— START OF INPUT MATERIAL —
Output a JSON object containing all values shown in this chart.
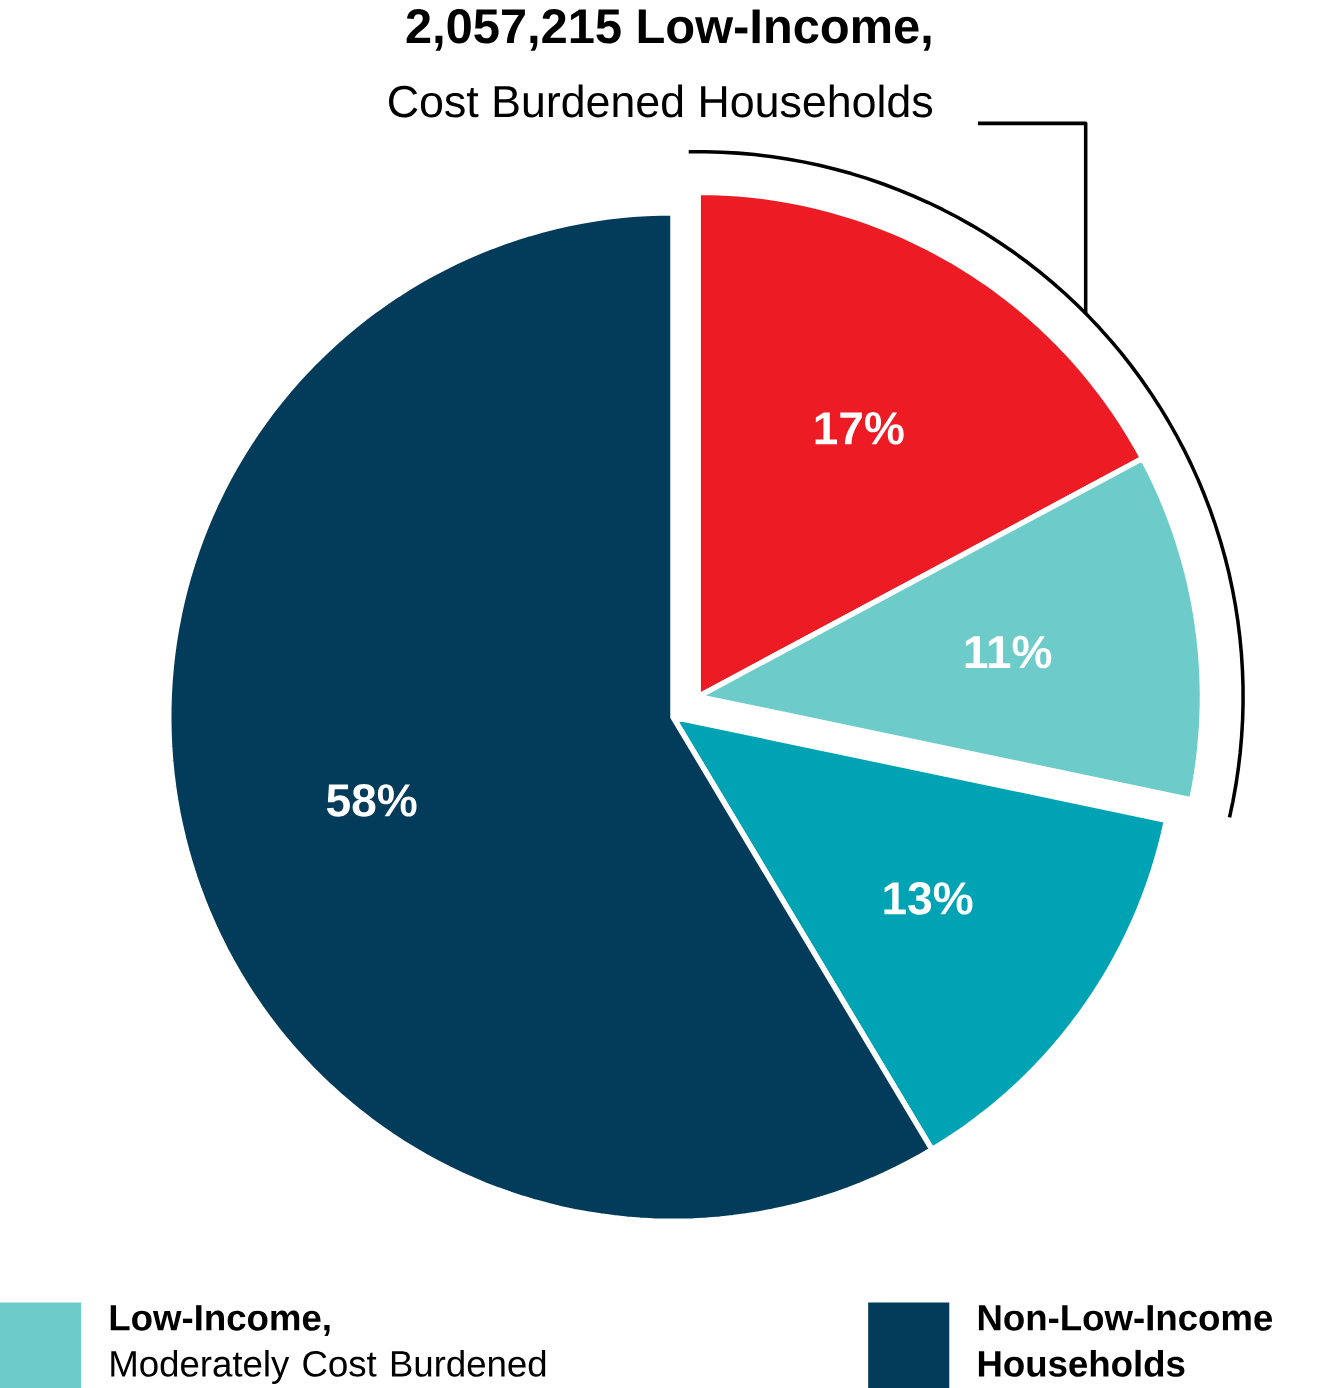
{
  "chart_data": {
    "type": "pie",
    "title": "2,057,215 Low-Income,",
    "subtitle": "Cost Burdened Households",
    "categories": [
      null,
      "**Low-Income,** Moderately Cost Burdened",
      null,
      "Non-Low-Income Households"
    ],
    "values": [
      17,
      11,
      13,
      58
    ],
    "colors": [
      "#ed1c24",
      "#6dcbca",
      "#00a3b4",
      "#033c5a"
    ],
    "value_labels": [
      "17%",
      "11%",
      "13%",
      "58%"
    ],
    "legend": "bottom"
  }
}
— END OF INPUT MATERIAL —
— START OF INPUT MATERIAL —
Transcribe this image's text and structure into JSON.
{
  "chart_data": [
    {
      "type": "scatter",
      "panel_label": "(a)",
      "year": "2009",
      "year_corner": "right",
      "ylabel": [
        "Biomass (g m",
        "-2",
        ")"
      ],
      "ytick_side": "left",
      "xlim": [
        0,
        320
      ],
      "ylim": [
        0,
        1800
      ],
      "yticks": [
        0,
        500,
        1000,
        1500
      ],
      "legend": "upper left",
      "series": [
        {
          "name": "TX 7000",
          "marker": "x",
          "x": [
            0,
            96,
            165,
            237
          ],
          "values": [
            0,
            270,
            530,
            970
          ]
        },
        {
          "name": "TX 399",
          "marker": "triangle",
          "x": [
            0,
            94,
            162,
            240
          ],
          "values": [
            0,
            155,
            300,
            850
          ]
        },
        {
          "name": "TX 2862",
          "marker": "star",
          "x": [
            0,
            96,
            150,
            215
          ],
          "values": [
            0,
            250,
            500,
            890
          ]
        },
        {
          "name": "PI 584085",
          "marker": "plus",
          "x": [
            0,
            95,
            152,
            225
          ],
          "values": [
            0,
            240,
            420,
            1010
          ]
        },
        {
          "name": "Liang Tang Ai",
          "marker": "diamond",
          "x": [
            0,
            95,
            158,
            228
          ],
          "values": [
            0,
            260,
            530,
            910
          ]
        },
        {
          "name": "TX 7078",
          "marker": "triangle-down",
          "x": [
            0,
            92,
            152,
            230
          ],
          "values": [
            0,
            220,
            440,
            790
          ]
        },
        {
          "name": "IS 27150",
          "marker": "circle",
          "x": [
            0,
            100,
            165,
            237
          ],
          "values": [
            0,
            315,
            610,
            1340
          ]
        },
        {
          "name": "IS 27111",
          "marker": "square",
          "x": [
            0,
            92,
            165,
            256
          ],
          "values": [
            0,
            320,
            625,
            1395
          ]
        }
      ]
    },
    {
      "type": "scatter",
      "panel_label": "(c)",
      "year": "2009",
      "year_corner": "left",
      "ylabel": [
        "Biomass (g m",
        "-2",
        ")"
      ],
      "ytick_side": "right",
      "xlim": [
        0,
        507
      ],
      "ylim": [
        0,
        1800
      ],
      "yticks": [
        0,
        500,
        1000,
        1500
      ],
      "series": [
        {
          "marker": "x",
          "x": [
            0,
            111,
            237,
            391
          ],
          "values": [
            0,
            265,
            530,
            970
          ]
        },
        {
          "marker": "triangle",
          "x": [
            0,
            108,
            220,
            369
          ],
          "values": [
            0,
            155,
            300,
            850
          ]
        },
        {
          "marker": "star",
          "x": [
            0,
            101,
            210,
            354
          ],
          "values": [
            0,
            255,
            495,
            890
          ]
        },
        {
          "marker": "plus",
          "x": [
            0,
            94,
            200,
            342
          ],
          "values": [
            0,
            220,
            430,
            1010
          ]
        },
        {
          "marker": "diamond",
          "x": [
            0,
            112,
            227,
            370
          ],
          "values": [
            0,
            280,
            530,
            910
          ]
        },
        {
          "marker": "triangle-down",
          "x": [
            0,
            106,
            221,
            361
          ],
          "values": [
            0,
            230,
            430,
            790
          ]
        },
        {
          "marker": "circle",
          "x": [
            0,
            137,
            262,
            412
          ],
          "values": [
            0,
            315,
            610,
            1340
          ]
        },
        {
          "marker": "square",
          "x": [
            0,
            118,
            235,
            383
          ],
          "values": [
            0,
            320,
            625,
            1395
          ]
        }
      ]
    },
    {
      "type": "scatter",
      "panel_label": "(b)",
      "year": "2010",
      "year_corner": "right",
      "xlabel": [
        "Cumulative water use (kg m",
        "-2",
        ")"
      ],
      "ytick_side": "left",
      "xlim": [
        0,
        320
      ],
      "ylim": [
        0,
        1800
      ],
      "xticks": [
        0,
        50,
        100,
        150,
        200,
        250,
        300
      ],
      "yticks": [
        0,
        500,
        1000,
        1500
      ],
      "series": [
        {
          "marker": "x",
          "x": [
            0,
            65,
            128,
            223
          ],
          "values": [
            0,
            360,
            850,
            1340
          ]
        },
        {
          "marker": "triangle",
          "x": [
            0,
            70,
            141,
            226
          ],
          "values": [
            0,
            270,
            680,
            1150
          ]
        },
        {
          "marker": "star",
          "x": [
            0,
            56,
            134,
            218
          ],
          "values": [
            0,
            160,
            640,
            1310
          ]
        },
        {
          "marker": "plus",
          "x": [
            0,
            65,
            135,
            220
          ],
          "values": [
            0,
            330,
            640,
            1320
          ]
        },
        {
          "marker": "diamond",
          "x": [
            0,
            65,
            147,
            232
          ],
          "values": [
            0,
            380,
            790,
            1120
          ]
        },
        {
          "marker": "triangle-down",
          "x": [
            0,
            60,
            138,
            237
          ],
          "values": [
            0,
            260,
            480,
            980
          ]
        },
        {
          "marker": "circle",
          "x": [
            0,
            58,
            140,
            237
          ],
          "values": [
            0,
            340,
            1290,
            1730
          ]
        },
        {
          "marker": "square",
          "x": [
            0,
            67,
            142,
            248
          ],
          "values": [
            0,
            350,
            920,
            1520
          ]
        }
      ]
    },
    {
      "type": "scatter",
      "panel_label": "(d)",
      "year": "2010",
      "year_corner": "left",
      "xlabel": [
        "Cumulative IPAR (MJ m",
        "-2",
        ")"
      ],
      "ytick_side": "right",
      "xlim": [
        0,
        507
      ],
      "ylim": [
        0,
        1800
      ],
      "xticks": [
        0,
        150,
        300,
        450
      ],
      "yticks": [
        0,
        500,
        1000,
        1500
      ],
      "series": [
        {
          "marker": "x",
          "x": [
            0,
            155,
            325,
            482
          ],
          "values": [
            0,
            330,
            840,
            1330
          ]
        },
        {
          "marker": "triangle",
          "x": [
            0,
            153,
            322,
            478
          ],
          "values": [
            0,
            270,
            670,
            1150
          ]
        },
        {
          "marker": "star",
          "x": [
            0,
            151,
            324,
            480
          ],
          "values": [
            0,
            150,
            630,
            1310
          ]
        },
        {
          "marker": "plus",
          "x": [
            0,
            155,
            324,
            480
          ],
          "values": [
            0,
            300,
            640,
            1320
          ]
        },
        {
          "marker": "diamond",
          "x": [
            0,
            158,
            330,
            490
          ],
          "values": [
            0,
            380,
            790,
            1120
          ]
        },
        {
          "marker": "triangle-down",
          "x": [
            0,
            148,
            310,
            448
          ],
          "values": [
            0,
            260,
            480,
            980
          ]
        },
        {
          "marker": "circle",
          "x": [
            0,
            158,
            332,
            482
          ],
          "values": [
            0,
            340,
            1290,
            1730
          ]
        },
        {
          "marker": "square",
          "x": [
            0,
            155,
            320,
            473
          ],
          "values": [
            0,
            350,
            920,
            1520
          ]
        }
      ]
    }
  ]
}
— END OF INPUT MATERIAL —
→ **CHALLENGE**: Look for the word "name" and return every line where it occurs.

→ **FULL RESPONSE**:
          "name": "TX 7000",
          "name": "TX 399",
          "name": "TX 2862",
          "name": "PI 584085",
          "name": "Liang Tang Ai",
          "name": "TX 7078",
          "name": "IS 27150",
          "name": "IS 27111",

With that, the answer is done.